DIRECTIONS FOR THIS TASK.
Without the pictures, repeat the listing character for character.

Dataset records
* * * * * * *
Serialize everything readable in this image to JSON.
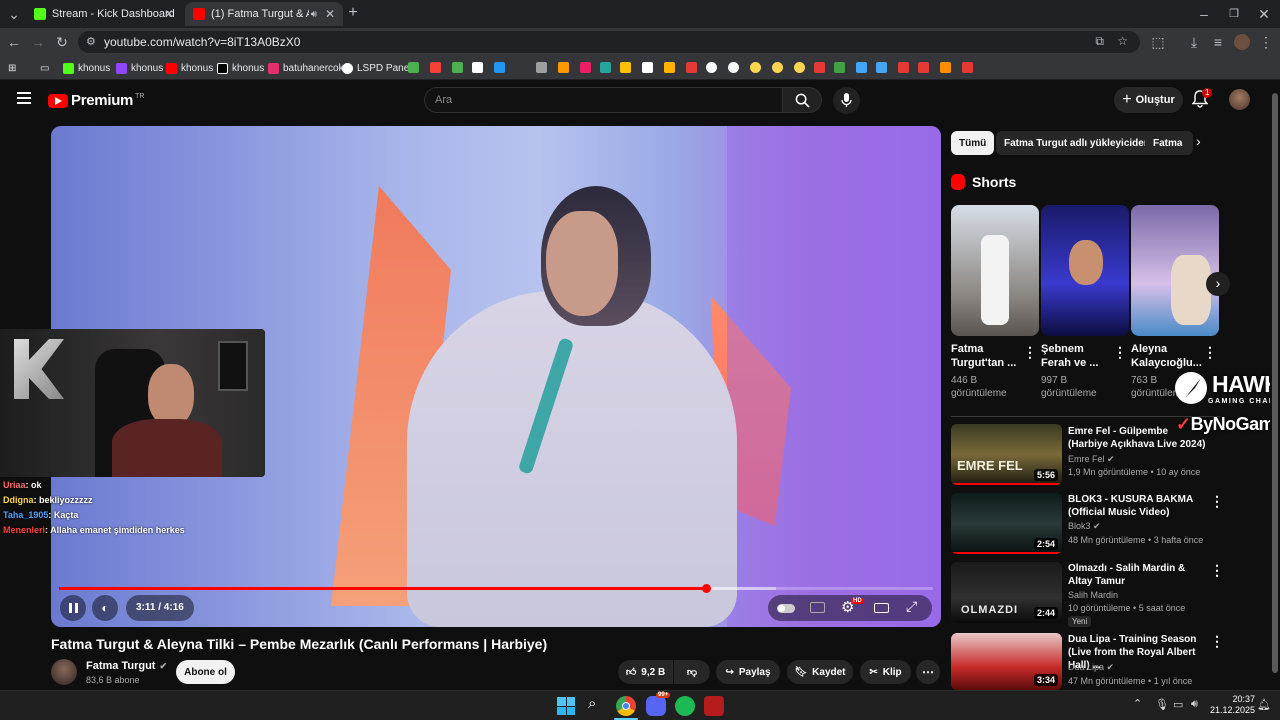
{
  "browser": {
    "tabs": [
      {
        "title": "Stream - Kick Dashboard",
        "fav_color": "#53fc18"
      },
      {
        "title": "(1) Fatma Turgut & Aleyna",
        "fav_color": "#ff0000"
      }
    ],
    "url": "youtube.com/watch?v=8iT13A0BzX0",
    "bookmarks": [
      {
        "label": "khonus",
        "color": "#53fc18"
      },
      {
        "label": "khonus",
        "color": "#9146ff"
      },
      {
        "label": "khonus",
        "color": "#ff0000"
      },
      {
        "label": "khonus",
        "color": "#ffffff"
      },
      {
        "label": "batuhanercok",
        "color": "#e1306c"
      },
      {
        "label": "LSPD Panel",
        "color": "#ffffff"
      }
    ]
  },
  "youtube": {
    "brand": "Premium",
    "brand_sup": "TR",
    "search_placeholder": "Ara",
    "create_label": "Oluştur",
    "notif_count": "1"
  },
  "player": {
    "time": "3:11 / 4:16",
    "progress": 0.74,
    "buffered": 0.82,
    "hd_badge": "HD"
  },
  "stream_overlay": {
    "chat": [
      {
        "user": "Uriaa",
        "msg": ": ok",
        "color": "#ff6b6b"
      },
      {
        "user": "Ddigna",
        "msg": ": bekliyozzzzz",
        "color": "#ffd84a"
      },
      {
        "user": "Taha_1905",
        "msg": ": Kaçta",
        "color": "#4aa3ff"
      },
      {
        "user": "Menenleri",
        "msg": ": Allaha emanet şimdiden herkes",
        "color": "#ff3b3b"
      }
    ],
    "sponsor1": "HAWK",
    "sponsor1_sub": "GAMING CHAIR",
    "sponsor2": "ByNoGame"
  },
  "video": {
    "title": "Fatma Turgut & Aleyna Tilki – Pembe Mezarlık (Canlı Performans | Harbiye)",
    "channel": "Fatma Turgut",
    "subscribers": "83,6 B abone",
    "subscribe_label": "Abone ol",
    "likes": "9,2 B",
    "share_label": "Paylaş",
    "save_label": "Kaydet",
    "clip_label": "Klip"
  },
  "filters": [
    "Tümü",
    "Fatma Turgut adlı yükleyiciden",
    "Fatma"
  ],
  "shorts": {
    "heading": "Shorts",
    "items": [
      {
        "title1": "Fatma",
        "title2": "Turgut'tan ...",
        "views1": "446 B",
        "views2": "görüntüleme"
      },
      {
        "title1": "Şebnem",
        "title2": "Ferah ve ...",
        "views1": "997 B",
        "views2": "görüntüleme"
      },
      {
        "title1": "Aleyna",
        "title2": "Kalaycıoğlu...",
        "views1": "763 B",
        "views2": "görüntüleme"
      }
    ]
  },
  "recommendations": [
    {
      "title": "Emre Fel - Gülpembe (Harbiye Açıkhava Live 2024)",
      "channel": "Emre Fel",
      "meta": "1,9 Mn görüntüleme • 10 ay önce",
      "duration": "5:56",
      "thumb_text": "EMRE FEL",
      "badge": ""
    },
    {
      "title": "BLOK3 - KUSURA BAKMA (Official Music Video)",
      "channel": "Blok3",
      "meta": "48 Mn görüntüleme • 3 hafta önce",
      "duration": "2:54",
      "thumb_text": "",
      "badge": ""
    },
    {
      "title": "Olmazdı - Salih Mardin & Altay Tamur",
      "channel": "Salih Mardin",
      "meta": "10 görüntüleme • 5 saat önce",
      "duration": "2:44",
      "thumb_text": "OLMAZDI",
      "badge": "Yeni"
    },
    {
      "title": "Dua Lipa - Training Season (Live from the Royal Albert Hall) ...",
      "channel": "Dua Lipa",
      "meta": "47 Mn görüntüleme • 1 yıl önce",
      "duration": "3:34",
      "thumb_text": "",
      "badge": ""
    }
  ],
  "taskbar": {
    "time": "20:37",
    "date": "21.12.2025",
    "discord_badge": "99+"
  }
}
* * * * * * *
COMPLETED TASK.
Serialize everything readable in this image to JSON.
{
  "browser": {
    "tabs": [
      {
        "title": "Stream - Kick Dashboard",
        "fav_color": "#53fc18"
      },
      {
        "title": "(1) Fatma Turgut & Aleyna",
        "fav_color": "#ff0000"
      }
    ],
    "url": "youtube.com/watch?v=8iT13A0BzX0",
    "bookmarks": [
      {
        "label": "khonus",
        "color": "#53fc18"
      },
      {
        "label": "khonus",
        "color": "#9146ff"
      },
      {
        "label": "khonus",
        "color": "#ff0000"
      },
      {
        "label": "khonus",
        "color": "#ffffff"
      },
      {
        "label": "batuhanercok",
        "color": "#e1306c"
      },
      {
        "label": "LSPD Panel",
        "color": "#ffffff"
      }
    ]
  },
  "youtube": {
    "brand": "Premium",
    "brand_sup": "TR",
    "search_placeholder": "Ara",
    "create_label": "Oluştur",
    "notif_count": "1"
  },
  "player": {
    "time": "3:11 / 4:16",
    "progress": 0.74,
    "buffered": 0.82,
    "hd_badge": "HD"
  },
  "stream_overlay": {
    "chat": [
      {
        "user": "Uriaa",
        "msg": ": ok",
        "color": "#ff6b6b"
      },
      {
        "user": "Ddigna",
        "msg": ": bekliyozzzzz",
        "color": "#ffd84a"
      },
      {
        "user": "Taha_1905",
        "msg": ": Kaçta",
        "color": "#4aa3ff"
      },
      {
        "user": "Menenleri",
        "msg": ": Allaha emanet şimdiden herkes",
        "color": "#ff3b3b"
      }
    ],
    "sponsor1": "HAWK",
    "sponsor1_sub": "GAMING CHAIR",
    "sponsor2": "ByNoGame"
  },
  "video": {
    "title": "Fatma Turgut & Aleyna Tilki – Pembe Mezarlık (Canlı Performans | Harbiye)",
    "channel": "Fatma Turgut",
    "subscribers": "83,6 B abone",
    "subscribe_label": "Abone ol",
    "likes": "9,2 B",
    "share_label": "Paylaş",
    "save_label": "Kaydet",
    "clip_label": "Klip"
  },
  "filters": [
    "Tümü",
    "Fatma Turgut adlı yükleyiciden",
    "Fatma"
  ],
  "shorts": {
    "heading": "Shorts",
    "items": [
      {
        "title1": "Fatma",
        "title2": "Turgut'tan ...",
        "views1": "446 B",
        "views2": "görüntüleme"
      },
      {
        "title1": "Şebnem",
        "title2": "Ferah ve ...",
        "views1": "997 B",
        "views2": "görüntüleme"
      },
      {
        "title1": "Aleyna",
        "title2": "Kalaycıoğlu...",
        "views1": "763 B",
        "views2": "görüntüleme"
      }
    ]
  },
  "recommendations": [
    {
      "title": "Emre Fel - Gülpembe (Harbiye Açıkhava Live 2024)",
      "channel": "Emre Fel",
      "meta": "1,9 Mn görüntüleme • 10 ay önce",
      "duration": "5:56",
      "thumb_text": "EMRE FEL",
      "badge": ""
    },
    {
      "title": "BLOK3 - KUSURA BAKMA (Official Music Video)",
      "channel": "Blok3",
      "meta": "48 Mn görüntüleme • 3 hafta önce",
      "duration": "2:54",
      "thumb_text": "",
      "badge": ""
    },
    {
      "title": "Olmazdı - Salih Mardin & Altay Tamur",
      "channel": "Salih Mardin",
      "meta": "10 görüntüleme • 5 saat önce",
      "duration": "2:44",
      "thumb_text": "OLMAZDI",
      "badge": "Yeni"
    },
    {
      "title": "Dua Lipa - Training Season (Live from the Royal Albert Hall) ...",
      "channel": "Dua Lipa",
      "meta": "47 Mn görüntüleme • 1 yıl önce",
      "duration": "3:34",
      "thumb_text": "",
      "badge": ""
    }
  ],
  "taskbar": {
    "time": "20:37",
    "date": "21.12.2025",
    "discord_badge": "99+"
  }
}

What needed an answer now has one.